◆ Given records ◆
-------------------------
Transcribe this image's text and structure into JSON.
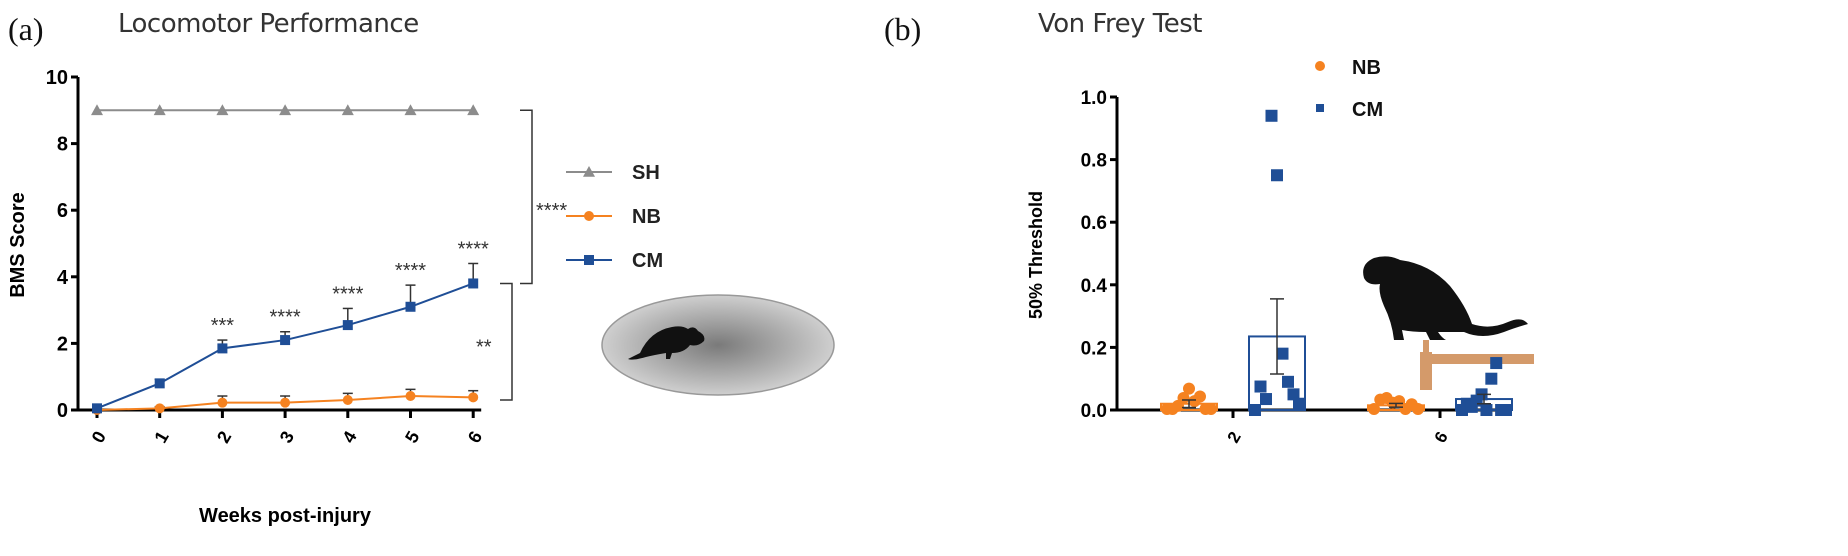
{
  "chart_data": [
    {
      "type": "line",
      "panel_label": "(a)",
      "title": "Locomotor Performance",
      "xlabel": "Weeks post-injury",
      "ylabel": "BMS Score",
      "x": [
        0,
        1,
        2,
        3,
        4,
        5,
        6
      ],
      "x_tick_labels": [
        "0",
        "1",
        "2",
        "3",
        "4",
        "5",
        "6"
      ],
      "ylim": [
        0,
        10
      ],
      "y_ticks": [
        0,
        2,
        4,
        6,
        8,
        10
      ],
      "y_tick_labels": [
        "0",
        "2",
        "4",
        "6",
        "8",
        "10"
      ],
      "legend_placement": "right",
      "series": [
        {
          "name": "SH",
          "color": "#8c8c8c",
          "marker": "triangle",
          "values": [
            9,
            9,
            9,
            9,
            9,
            9,
            9
          ],
          "errors": [
            0,
            0,
            0,
            0,
            0,
            0,
            0
          ]
        },
        {
          "name": "NB",
          "color": "#f58220",
          "marker": "circle",
          "values": [
            0,
            0.05,
            0.22,
            0.22,
            0.3,
            0.42,
            0.38
          ],
          "errors": [
            0,
            0.05,
            0.2,
            0.2,
            0.2,
            0.2,
            0.2
          ]
        },
        {
          "name": "CM",
          "color": "#1f4e96",
          "marker": "square",
          "values": [
            0.05,
            0.8,
            1.85,
            2.1,
            2.55,
            3.1,
            3.8
          ],
          "errors": [
            0.05,
            0.12,
            0.25,
            0.25,
            0.5,
            0.65,
            0.6
          ]
        }
      ],
      "annotations": [
        {
          "x": 2,
          "text": "***"
        },
        {
          "x": 3,
          "text": "****"
        },
        {
          "x": 4,
          "text": "****"
        },
        {
          "x": 5,
          "text": "****"
        },
        {
          "x": 6,
          "text": "****"
        }
      ],
      "brackets": [
        {
          "from": 9,
          "to": 3.8,
          "text": "****"
        },
        {
          "from": 3.8,
          "to": 0.3,
          "text": "**"
        }
      ]
    },
    {
      "type": "bar",
      "panel_label": "(b)",
      "title": "Von Frey Test",
      "xlabel": "",
      "ylabel": "50% Threshold",
      "categories": [
        "2",
        "6"
      ],
      "ylim": [
        0,
        1.0
      ],
      "y_ticks": [
        0,
        0.2,
        0.4,
        0.6,
        0.8,
        1.0
      ],
      "y_tick_labels": [
        "0.0",
        "0.2",
        "0.4",
        "0.6",
        "0.8",
        "1.0"
      ],
      "legend_placement": "top-right",
      "series": [
        {
          "name": "NB",
          "color": "#f58220",
          "marker": "circle",
          "values": [
            0.02,
            0.015
          ],
          "errors": [
            0.012,
            0.006
          ],
          "points": [
            [
              0,
              0,
              0.01,
              0.035,
              0.065,
              0.025,
              0.04,
              0,
              0
            ],
            [
              0,
              0.03,
              0.035,
              0.02,
              0.025,
              0,
              0.015,
              0
            ]
          ]
        },
        {
          "name": "CM",
          "color": "#1f4e96",
          "marker": "square",
          "values": [
            0.235,
            0.035
          ],
          "errors": [
            0.12,
            0.015
          ],
          "points": [
            [
              0,
              0.075,
              0.035,
              0.94,
              0.75,
              0.18,
              0.09,
              0.05,
              0.02
            ],
            [
              0,
              0.02,
              0.01,
              0.03,
              0.05,
              0,
              0.1,
              0.15,
              0,
              0
            ]
          ]
        }
      ]
    }
  ]
}
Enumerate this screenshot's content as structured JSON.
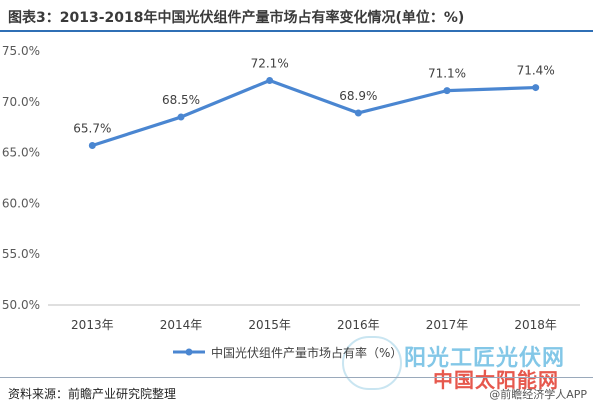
{
  "header": {
    "title": "图表3：2013-2018年中国光伏组件产量市场占有率变化情况(单位：%)"
  },
  "footer": {
    "source": "资料来源：前瞻产业研究院整理"
  },
  "watermarks": {
    "credit": "@前瞻经济学人APP",
    "brand_top": "阳光工匠光伏网",
    "brand_bottom": "中国太阳能网"
  },
  "chart_data": {
    "type": "line",
    "title": "图表3：2013-2018年中国光伏组件产量市场占有率变化情况(单位：%)",
    "categories": [
      "2013年",
      "2014年",
      "2015年",
      "2016年",
      "2017年",
      "2018年"
    ],
    "series": [
      {
        "name": "中国光伏组件产量市场占有率（%）",
        "values": [
          65.7,
          68.5,
          72.1,
          68.9,
          71.1,
          71.4
        ],
        "color": "#4a86d1"
      }
    ],
    "data_labels": [
      "65.7%",
      "68.5%",
      "72.1%",
      "68.9%",
      "71.1%",
      "71.4%"
    ],
    "ylim": [
      50,
      75
    ],
    "yticks": [
      50,
      55,
      60,
      65,
      70,
      75
    ],
    "ytick_labels": [
      "50.0%",
      "55.0%",
      "60.0%",
      "65.0%",
      "70.0%",
      "75.0%"
    ],
    "xlabel": "",
    "ylabel": "",
    "grid": false,
    "legend_position": "bottom-center"
  }
}
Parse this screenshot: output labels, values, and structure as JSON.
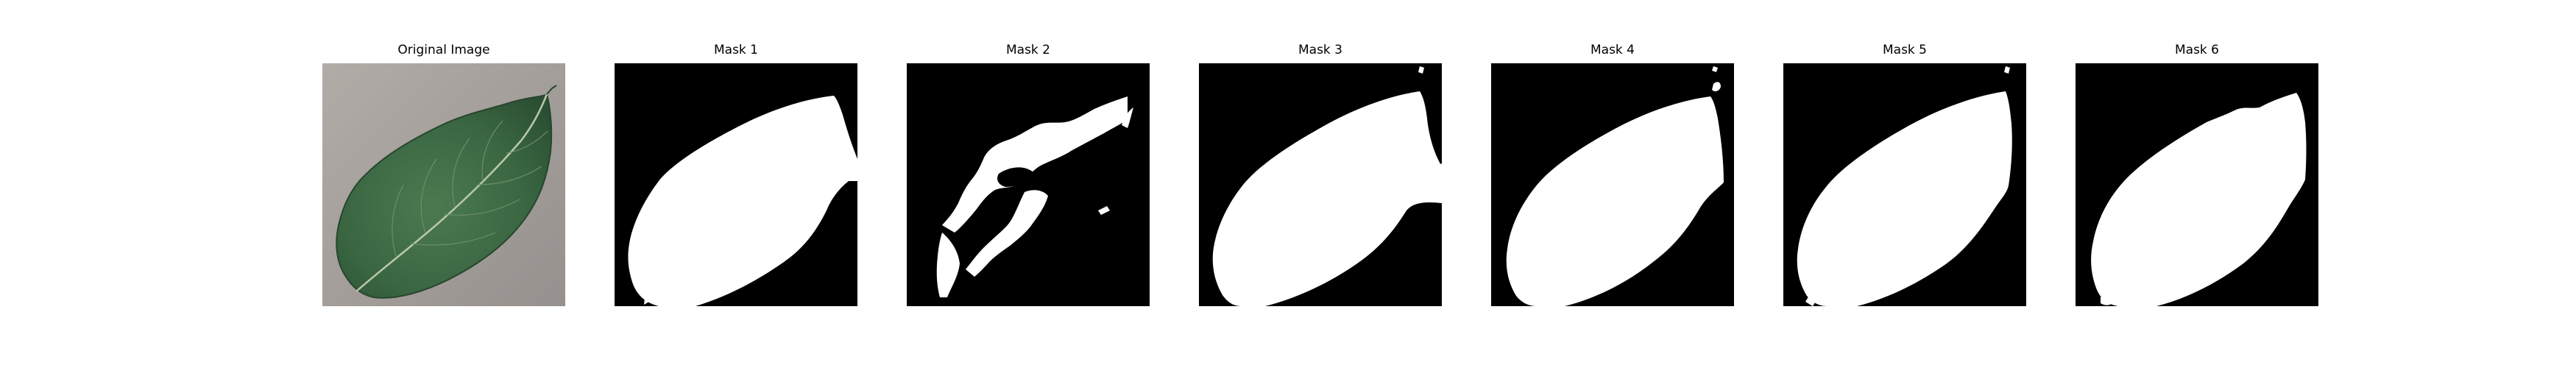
{
  "figure": {
    "panels": [
      {
        "title": "Original Image",
        "kind": "photo",
        "content": "green leaf on gray background"
      },
      {
        "title": "Mask 1",
        "kind": "mask"
      },
      {
        "title": "Mask 2",
        "kind": "mask"
      },
      {
        "title": "Mask 3",
        "kind": "mask"
      },
      {
        "title": "Mask 4",
        "kind": "mask"
      },
      {
        "title": "Mask 5",
        "kind": "mask"
      },
      {
        "title": "Mask 6",
        "kind": "mask"
      }
    ]
  },
  "colors": {
    "mask_background": "#000000",
    "mask_foreground": "#ffffff",
    "photo_background": "#a39e9a",
    "leaf_dark": "#2f5737",
    "leaf_mid": "#3f6d45",
    "vein": "#b9c7a9"
  }
}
-------------------------
◆ What the task asks ◆
Repeat the material above word for word and skip every image in it.

◆ Task result ◆
Transcribe this image's text and structure into JSON.
{
  "chart_data": [
    {
      "type": "line",
      "panel_label": "(a)",
      "title": "Locomotor Performance",
      "xlabel": "Weeks post-injury",
      "ylabel": "BMS Score",
      "x": [
        0,
        1,
        2,
        3,
        4,
        5,
        6
      ],
      "x_tick_labels": [
        "0",
        "1",
        "2",
        "3",
        "4",
        "5",
        "6"
      ],
      "ylim": [
        0,
        10
      ],
      "y_ticks": [
        0,
        2,
        4,
        6,
        8,
        10
      ],
      "y_tick_labels": [
        "0",
        "2",
        "4",
        "6",
        "8",
        "10"
      ],
      "legend_placement": "right",
      "series": [
        {
          "name": "SH",
          "color": "#8c8c8c",
          "marker": "triangle",
          "values": [
            9,
            9,
            9,
            9,
            9,
            9,
            9
          ],
          "errors": [
            0,
            0,
            0,
            0,
            0,
            0,
            0
          ]
        },
        {
          "name": "NB",
          "color": "#f58220",
          "marker": "circle",
          "values": [
            0,
            0.05,
            0.22,
            0.22,
            0.3,
            0.42,
            0.38
          ],
          "errors": [
            0,
            0.05,
            0.2,
            0.2,
            0.2,
            0.2,
            0.2
          ]
        },
        {
          "name": "CM",
          "color": "#1f4e96",
          "marker": "square",
          "values": [
            0.05,
            0.8,
            1.85,
            2.1,
            2.55,
            3.1,
            3.8
          ],
          "errors": [
            0.05,
            0.12,
            0.25,
            0.25,
            0.5,
            0.65,
            0.6
          ]
        }
      ],
      "annotations": [
        {
          "x": 2,
          "text": "***"
        },
        {
          "x": 3,
          "text": "****"
        },
        {
          "x": 4,
          "text": "****"
        },
        {
          "x": 5,
          "text": "****"
        },
        {
          "x": 6,
          "text": "****"
        }
      ],
      "brackets": [
        {
          "from": 9,
          "to": 3.8,
          "text": "****"
        },
        {
          "from": 3.8,
          "to": 0.3,
          "text": "**"
        }
      ]
    },
    {
      "type": "bar",
      "panel_label": "(b)",
      "title": "Von Frey Test",
      "xlabel": "",
      "ylabel": "50% Threshold",
      "categories": [
        "2",
        "6"
      ],
      "ylim": [
        0,
        1.0
      ],
      "y_ticks": [
        0,
        0.2,
        0.4,
        0.6,
        0.8,
        1.0
      ],
      "y_tick_labels": [
        "0.0",
        "0.2",
        "0.4",
        "0.6",
        "0.8",
        "1.0"
      ],
      "legend_placement": "top-right",
      "series": [
        {
          "name": "NB",
          "color": "#f58220",
          "marker": "circle",
          "values": [
            0.02,
            0.015
          ],
          "errors": [
            0.012,
            0.006
          ],
          "points": [
            [
              0,
              0,
              0.01,
              0.035,
              0.065,
              0.025,
              0.04,
              0,
              0
            ],
            [
              0,
              0.03,
              0.035,
              0.02,
              0.025,
              0,
              0.015,
              0
            ]
          ]
        },
        {
          "name": "CM",
          "color": "#1f4e96",
          "marker": "square",
          "values": [
            0.235,
            0.035
          ],
          "errors": [
            0.12,
            0.015
          ],
          "points": [
            [
              0,
              0.075,
              0.035,
              0.94,
              0.75,
              0.18,
              0.09,
              0.05,
              0.02
            ],
            [
              0,
              0.02,
              0.01,
              0.03,
              0.05,
              0,
              0.1,
              0.15,
              0,
              0
            ]
          ]
        }
      ]
    }
  ]
}
Enumerate this screenshot's content as structured JSON.
{
  "header": {
    "title": "图表3：2013-2018年中国光伏组件产量市场占有率变化情况(单位：%)"
  },
  "footer": {
    "source": "资料来源：前瞻产业研究院整理"
  },
  "watermarks": {
    "credit": "@前瞻经济学人APP",
    "brand_top": "阳光工匠光伏网",
    "brand_bottom": "中国太阳能网"
  },
  "chart_data": {
    "type": "line",
    "title": "图表3：2013-2018年中国光伏组件产量市场占有率变化情况(单位：%)",
    "categories": [
      "2013年",
      "2014年",
      "2015年",
      "2016年",
      "2017年",
      "2018年"
    ],
    "series": [
      {
        "name": "中国光伏组件产量市场占有率（%）",
        "values": [
          65.7,
          68.5,
          72.1,
          68.9,
          71.1,
          71.4
        ],
        "color": "#4a86d1"
      }
    ],
    "data_labels": [
      "65.7%",
      "68.5%",
      "72.1%",
      "68.9%",
      "71.1%",
      "71.4%"
    ],
    "ylim": [
      50,
      75
    ],
    "yticks": [
      50,
      55,
      60,
      65,
      70,
      75
    ],
    "ytick_labels": [
      "50.0%",
      "55.0%",
      "60.0%",
      "65.0%",
      "70.0%",
      "75.0%"
    ],
    "xlabel": "",
    "ylabel": "",
    "grid": false,
    "legend_position": "bottom-center"
  }
}
Parse this screenshot: output labels, values, and structure as JSON.
{
  "figure": {
    "panels": [
      {
        "title": "Original Image",
        "kind": "photo",
        "content": "green leaf on gray background"
      },
      {
        "title": "Mask 1",
        "kind": "mask"
      },
      {
        "title": "Mask 2",
        "kind": "mask"
      },
      {
        "title": "Mask 3",
        "kind": "mask"
      },
      {
        "title": "Mask 4",
        "kind": "mask"
      },
      {
        "title": "Mask 5",
        "kind": "mask"
      },
      {
        "title": "Mask 6",
        "kind": "mask"
      }
    ]
  },
  "colors": {
    "mask_background": "#000000",
    "mask_foreground": "#ffffff",
    "photo_background": "#a39e9a",
    "leaf_dark": "#2f5737",
    "leaf_mid": "#3f6d45",
    "vein": "#b9c7a9"
  }
}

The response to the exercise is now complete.